• _Aim of the task_:
Look through the entries below and report how many lines hold the string "Where". Only the number is wanted.

--- Start of Provided records ---

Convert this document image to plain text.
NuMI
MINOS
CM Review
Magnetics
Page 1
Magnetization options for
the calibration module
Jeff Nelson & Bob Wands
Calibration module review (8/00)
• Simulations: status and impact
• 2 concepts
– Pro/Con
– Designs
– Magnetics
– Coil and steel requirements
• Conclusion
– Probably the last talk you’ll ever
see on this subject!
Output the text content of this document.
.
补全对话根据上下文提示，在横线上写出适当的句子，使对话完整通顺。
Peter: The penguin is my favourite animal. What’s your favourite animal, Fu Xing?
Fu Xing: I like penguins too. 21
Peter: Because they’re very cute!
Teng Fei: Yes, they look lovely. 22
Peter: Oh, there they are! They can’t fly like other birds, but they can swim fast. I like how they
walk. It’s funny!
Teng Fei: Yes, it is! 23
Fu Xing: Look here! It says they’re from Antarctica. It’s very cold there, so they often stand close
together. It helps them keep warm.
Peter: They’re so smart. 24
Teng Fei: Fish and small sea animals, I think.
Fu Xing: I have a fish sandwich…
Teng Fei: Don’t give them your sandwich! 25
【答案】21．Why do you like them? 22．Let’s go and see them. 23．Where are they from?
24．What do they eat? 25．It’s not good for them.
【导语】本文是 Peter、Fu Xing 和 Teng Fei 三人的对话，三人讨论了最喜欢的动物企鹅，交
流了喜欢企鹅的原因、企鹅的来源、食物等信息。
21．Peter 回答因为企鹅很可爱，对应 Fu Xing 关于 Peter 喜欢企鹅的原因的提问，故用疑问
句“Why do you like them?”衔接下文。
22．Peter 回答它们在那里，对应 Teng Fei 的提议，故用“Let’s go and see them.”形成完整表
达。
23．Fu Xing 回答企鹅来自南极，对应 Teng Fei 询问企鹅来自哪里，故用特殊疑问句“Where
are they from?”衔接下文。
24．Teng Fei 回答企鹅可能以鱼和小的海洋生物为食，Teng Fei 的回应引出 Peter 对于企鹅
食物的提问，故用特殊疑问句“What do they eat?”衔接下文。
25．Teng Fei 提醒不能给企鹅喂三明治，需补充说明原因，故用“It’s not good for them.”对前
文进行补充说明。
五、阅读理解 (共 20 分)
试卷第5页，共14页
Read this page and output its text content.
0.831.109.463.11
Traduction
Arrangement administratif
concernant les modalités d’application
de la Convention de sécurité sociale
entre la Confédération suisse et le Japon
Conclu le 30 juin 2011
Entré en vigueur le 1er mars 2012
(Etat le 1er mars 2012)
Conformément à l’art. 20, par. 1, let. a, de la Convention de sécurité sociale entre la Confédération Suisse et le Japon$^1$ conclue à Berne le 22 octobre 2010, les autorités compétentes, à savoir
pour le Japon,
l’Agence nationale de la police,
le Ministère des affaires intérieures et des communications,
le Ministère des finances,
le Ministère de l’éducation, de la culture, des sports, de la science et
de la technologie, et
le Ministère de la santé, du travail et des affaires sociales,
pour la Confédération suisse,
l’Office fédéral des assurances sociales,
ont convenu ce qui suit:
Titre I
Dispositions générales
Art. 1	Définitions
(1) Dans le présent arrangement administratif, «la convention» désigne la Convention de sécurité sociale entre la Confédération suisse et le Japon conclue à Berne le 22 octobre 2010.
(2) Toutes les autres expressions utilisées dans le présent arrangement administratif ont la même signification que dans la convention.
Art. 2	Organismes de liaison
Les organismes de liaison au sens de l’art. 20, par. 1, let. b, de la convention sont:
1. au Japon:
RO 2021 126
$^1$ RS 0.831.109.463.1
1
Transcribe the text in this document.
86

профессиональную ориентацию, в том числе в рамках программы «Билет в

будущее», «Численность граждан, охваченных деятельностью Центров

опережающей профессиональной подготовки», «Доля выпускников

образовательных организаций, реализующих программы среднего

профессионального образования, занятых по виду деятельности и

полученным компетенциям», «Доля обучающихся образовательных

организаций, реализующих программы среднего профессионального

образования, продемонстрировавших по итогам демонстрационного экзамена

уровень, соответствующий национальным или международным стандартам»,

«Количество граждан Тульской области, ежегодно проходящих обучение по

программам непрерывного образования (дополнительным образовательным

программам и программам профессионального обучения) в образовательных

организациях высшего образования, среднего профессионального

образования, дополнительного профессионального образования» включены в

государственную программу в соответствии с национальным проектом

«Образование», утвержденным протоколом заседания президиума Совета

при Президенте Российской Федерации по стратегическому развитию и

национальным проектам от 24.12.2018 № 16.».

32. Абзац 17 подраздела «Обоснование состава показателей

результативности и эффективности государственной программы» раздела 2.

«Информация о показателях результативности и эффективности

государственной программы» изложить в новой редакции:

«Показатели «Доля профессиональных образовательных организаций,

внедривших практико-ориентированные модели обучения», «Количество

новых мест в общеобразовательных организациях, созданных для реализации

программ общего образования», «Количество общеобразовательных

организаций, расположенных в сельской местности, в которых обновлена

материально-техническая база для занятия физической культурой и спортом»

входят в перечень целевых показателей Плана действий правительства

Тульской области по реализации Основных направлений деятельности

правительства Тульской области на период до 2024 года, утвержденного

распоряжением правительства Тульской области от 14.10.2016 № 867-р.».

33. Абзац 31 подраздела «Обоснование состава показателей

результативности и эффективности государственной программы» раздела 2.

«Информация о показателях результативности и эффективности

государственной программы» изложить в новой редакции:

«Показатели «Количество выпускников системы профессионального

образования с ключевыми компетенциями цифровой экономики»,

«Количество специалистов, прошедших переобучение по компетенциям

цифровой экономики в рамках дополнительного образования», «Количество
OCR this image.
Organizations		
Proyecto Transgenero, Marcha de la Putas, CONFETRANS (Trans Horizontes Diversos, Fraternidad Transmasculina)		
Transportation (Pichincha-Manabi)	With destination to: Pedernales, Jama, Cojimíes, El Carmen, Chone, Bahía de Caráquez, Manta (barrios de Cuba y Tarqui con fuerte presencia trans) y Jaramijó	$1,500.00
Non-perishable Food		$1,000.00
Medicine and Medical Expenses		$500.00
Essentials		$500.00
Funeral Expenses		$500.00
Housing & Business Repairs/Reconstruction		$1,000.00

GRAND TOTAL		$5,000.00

--- End of Provided records ---

• _The output_:
2